• Brief
Every line of the listing must be reproduced as it stands. Leave the images behind.

• Excerpted records
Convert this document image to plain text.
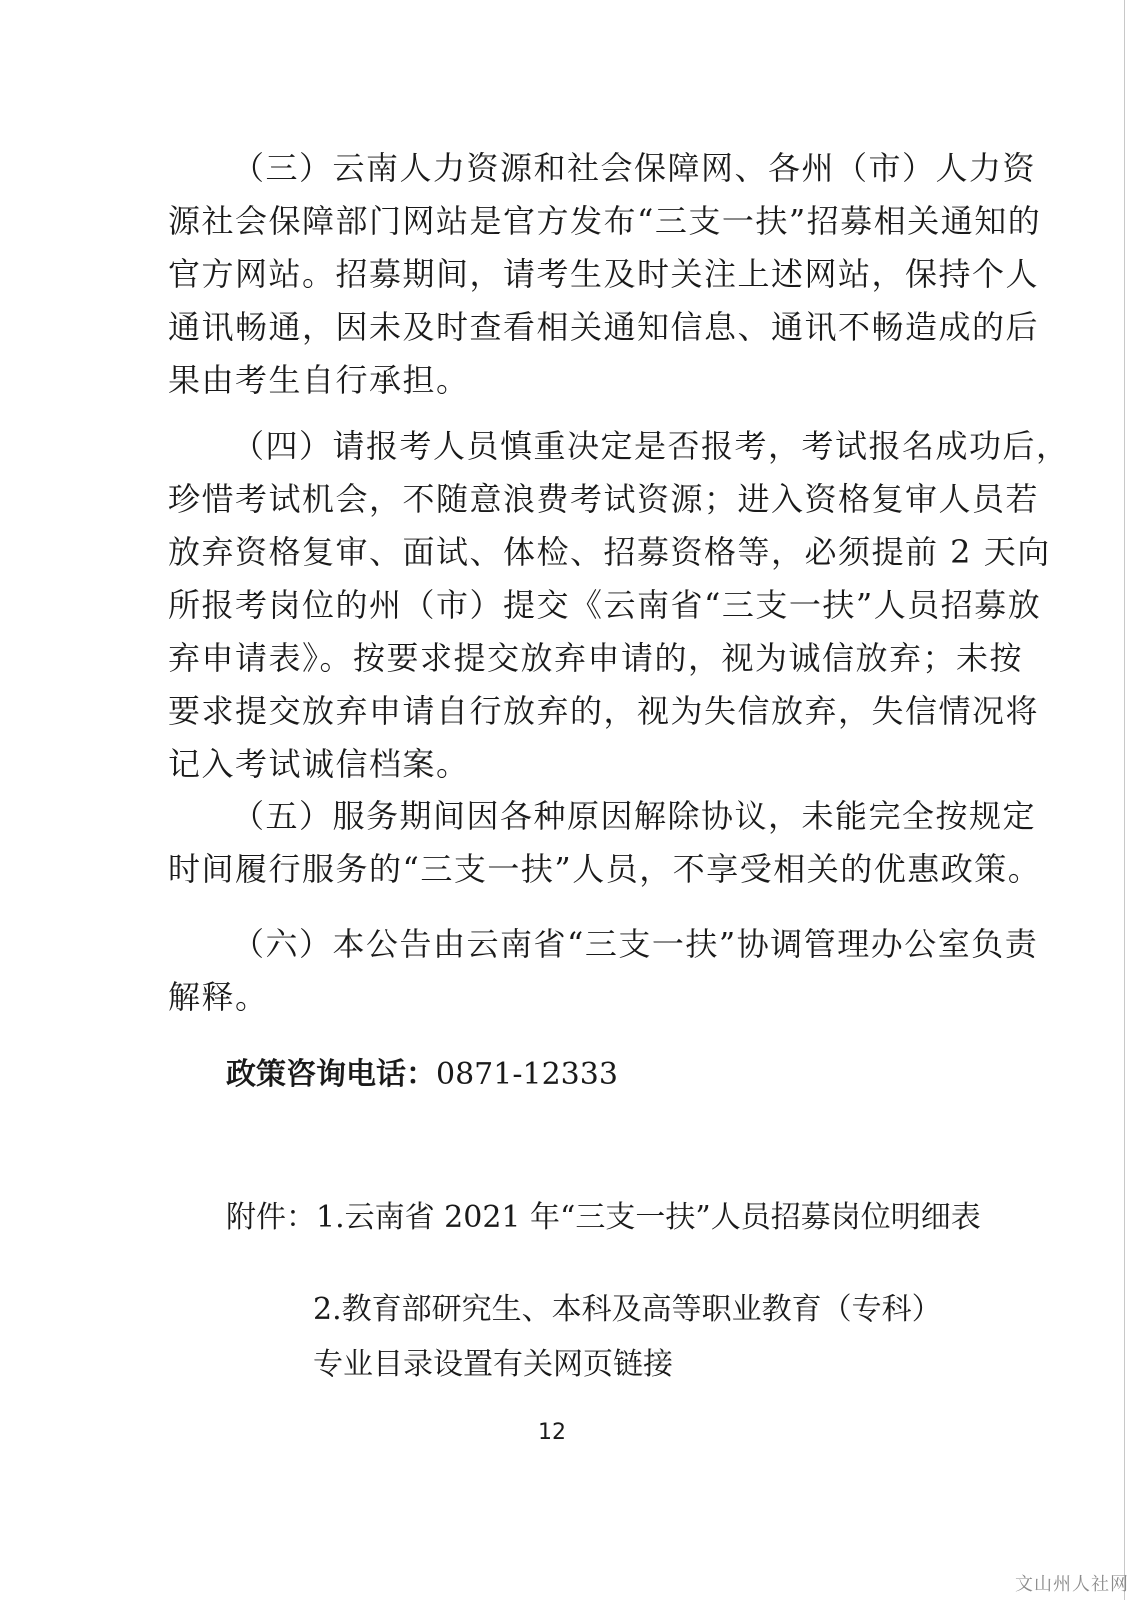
（三）云南人力资源和社会保障网、各州（市）人力资
源社会保障部门网站是官方发布“三支一扶”招募相关通知的
官方网站。招募期间，请考生及时关注上述网站，保持个人
通讯畅通，因未及时查看相关通知信息、通讯不畅造成的后
果由考生自行承担。
（四）请报考人员慎重决定是否报考，考试报名成功后，
珍惜考试机会，不随意浪费考试资源；进入资格复审人员若
放弃资格复审、面试、体检、招募资格等，必须提前 2 天向
所报考岗位的州（市）提交《云南省“三支一扶”人员招募放
弃申请表》。按要求提交放弃申请的，视为诚信放弃；未按
要求提交放弃申请自行放弃的，视为失信放弃，失信情况将
记入考试诚信档案。
（五）服务期间因各种原因解除协议，未能完全按规定
时间履行服务的“三支一扶”人员，不享受相关的优惠政策。
（六）本公告由云南省“三支一扶”协调管理办公室负责
解释。
政策咨询电话：0871-12333
附件：1.云南省 2021 年“三支一扶”人员招募岗位明细表
2.教育部研究生、本科及高等职业教育（专科）
专业目录设置有关网页链接
12
文山州人社网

• Full output
Convert this document image to plain text.
（三）云南人力资源和社会保障网、各州（市）人力资
源社会保障部门网站是官方发布“三支一扶”招募相关通知的
官方网站。招募期间，请考生及时关注上述网站，保持个人
通讯畅通，因未及时查看相关通知信息、通讯不畅造成的后
果由考生自行承担。
（四）请报考人员慎重决定是否报考，考试报名成功后，
珍惜考试机会，不随意浪费考试资源；进入资格复审人员若
放弃资格复审、面试、体检、招募资格等，必须提前 2 天向
所报考岗位的州（市）提交《云南省“三支一扶”人员招募放
弃申请表》。按要求提交放弃申请的，视为诚信放弃；未按
要求提交放弃申请自行放弃的，视为失信放弃，失信情况将
记入考试诚信档案。
（五）服务期间因各种原因解除协议，未能完全按规定
时间履行服务的“三支一扶”人员，不享受相关的优惠政策。
（六）本公告由云南省“三支一扶”协调管理办公室负责
解释。
政策咨询电话：0871-12333
附件：1.云南省 2021 年“三支一扶”人员招募岗位明细表
2.教育部研究生、本科及高等职业教育（专科）
专业目录设置有关网页链接
12
文山州人社网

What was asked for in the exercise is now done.